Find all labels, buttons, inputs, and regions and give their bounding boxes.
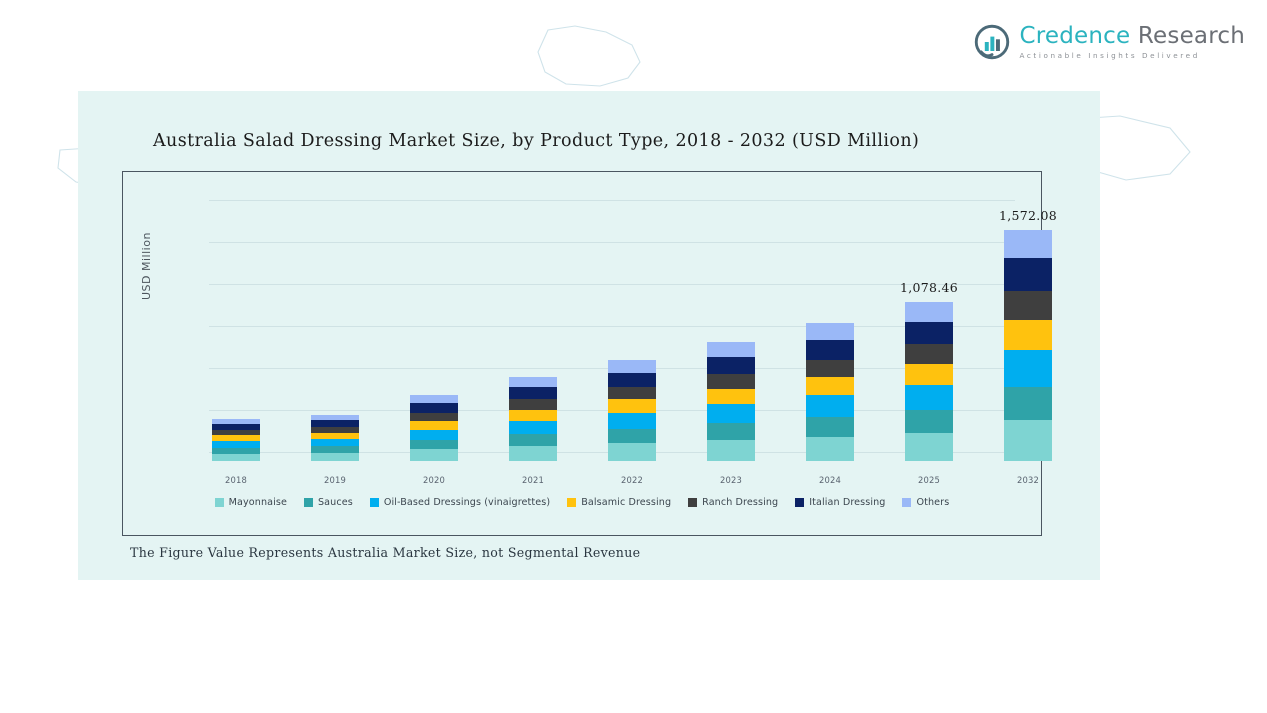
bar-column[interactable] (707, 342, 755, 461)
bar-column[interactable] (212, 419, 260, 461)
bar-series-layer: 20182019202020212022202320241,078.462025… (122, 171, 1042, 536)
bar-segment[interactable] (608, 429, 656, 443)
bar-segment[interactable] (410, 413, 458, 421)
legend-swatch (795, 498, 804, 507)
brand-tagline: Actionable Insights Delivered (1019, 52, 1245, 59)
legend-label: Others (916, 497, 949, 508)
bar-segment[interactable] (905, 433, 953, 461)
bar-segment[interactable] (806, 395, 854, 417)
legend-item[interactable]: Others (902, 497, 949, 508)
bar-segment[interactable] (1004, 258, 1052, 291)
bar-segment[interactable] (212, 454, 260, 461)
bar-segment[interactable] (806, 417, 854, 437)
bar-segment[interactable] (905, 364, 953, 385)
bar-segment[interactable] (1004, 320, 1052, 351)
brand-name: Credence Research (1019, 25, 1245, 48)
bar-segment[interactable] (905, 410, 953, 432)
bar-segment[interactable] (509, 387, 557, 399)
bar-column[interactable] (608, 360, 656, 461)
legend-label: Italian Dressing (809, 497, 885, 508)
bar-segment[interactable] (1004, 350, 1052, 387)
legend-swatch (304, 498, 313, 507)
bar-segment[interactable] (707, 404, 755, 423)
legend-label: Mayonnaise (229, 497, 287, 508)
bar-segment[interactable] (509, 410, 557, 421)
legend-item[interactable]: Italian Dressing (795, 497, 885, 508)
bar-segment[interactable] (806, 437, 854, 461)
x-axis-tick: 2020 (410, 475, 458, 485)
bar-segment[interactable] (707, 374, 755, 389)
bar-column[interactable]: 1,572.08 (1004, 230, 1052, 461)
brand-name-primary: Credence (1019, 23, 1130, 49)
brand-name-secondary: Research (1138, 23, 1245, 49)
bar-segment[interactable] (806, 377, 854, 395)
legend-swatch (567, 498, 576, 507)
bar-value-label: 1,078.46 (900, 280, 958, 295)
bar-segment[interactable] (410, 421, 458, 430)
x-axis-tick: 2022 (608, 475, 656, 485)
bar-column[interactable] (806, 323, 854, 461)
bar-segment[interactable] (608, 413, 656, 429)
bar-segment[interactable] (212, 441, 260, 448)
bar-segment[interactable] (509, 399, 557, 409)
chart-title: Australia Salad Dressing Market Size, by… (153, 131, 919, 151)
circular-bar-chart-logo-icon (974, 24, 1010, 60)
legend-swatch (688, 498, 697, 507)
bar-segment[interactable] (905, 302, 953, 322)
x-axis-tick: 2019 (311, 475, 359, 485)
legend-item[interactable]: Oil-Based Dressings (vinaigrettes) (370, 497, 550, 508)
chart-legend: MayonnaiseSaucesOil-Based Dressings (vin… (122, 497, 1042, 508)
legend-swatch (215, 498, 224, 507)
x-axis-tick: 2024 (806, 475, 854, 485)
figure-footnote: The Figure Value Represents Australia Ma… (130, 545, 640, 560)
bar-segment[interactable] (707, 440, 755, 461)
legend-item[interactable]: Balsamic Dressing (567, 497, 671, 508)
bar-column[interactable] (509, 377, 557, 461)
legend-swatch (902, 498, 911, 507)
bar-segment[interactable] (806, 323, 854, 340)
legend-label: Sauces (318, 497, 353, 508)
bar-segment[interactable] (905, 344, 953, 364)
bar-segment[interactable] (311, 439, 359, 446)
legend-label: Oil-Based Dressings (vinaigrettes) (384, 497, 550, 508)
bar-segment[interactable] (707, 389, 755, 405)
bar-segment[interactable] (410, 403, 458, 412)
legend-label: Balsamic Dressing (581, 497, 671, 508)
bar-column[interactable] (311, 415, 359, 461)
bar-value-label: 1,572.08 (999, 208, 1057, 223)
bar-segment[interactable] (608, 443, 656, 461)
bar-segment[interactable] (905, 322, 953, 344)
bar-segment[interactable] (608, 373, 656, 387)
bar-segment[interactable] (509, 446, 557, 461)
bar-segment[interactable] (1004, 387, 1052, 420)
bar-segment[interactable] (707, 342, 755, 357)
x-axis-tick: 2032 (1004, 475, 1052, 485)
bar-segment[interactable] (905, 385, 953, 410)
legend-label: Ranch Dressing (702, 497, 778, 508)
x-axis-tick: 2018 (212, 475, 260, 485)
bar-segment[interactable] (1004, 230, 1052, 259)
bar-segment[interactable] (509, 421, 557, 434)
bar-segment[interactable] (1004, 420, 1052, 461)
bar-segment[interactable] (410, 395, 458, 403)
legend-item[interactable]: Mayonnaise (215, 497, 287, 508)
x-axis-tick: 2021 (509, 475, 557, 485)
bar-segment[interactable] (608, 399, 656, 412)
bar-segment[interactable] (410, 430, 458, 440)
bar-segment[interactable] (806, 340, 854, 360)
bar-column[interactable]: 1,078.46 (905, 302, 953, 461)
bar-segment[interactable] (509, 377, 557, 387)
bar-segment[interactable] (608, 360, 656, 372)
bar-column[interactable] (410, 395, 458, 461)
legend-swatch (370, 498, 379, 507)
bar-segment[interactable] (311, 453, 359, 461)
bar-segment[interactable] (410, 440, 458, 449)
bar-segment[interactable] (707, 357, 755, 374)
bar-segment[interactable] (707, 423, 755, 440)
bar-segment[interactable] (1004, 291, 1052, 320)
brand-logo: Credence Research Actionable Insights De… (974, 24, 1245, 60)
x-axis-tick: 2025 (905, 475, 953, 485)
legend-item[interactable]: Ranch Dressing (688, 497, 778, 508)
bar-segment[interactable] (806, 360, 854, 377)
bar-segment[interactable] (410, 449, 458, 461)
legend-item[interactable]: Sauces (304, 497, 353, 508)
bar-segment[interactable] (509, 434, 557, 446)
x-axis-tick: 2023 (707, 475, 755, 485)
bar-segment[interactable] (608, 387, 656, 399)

__Task instructions__: Reproduce the material above verbatim, beginning at the line that contains "bar-column[interactable] (707, 342, 755, 461)" and stopping after the line that contains "brand-tagline: Actionable Insights".

__Reply__:
bar-column[interactable] (707, 342, 755, 461)
bar-column[interactable] (212, 419, 260, 461)
bar-series-layer: 20182019202020212022202320241,078.462025… (122, 171, 1042, 536)
bar-segment[interactable] (608, 429, 656, 443)
bar-segment[interactable] (410, 413, 458, 421)
legend-swatch (795, 498, 804, 507)
brand-tagline: Actionable Insights Delivered (1019, 52, 1245, 59)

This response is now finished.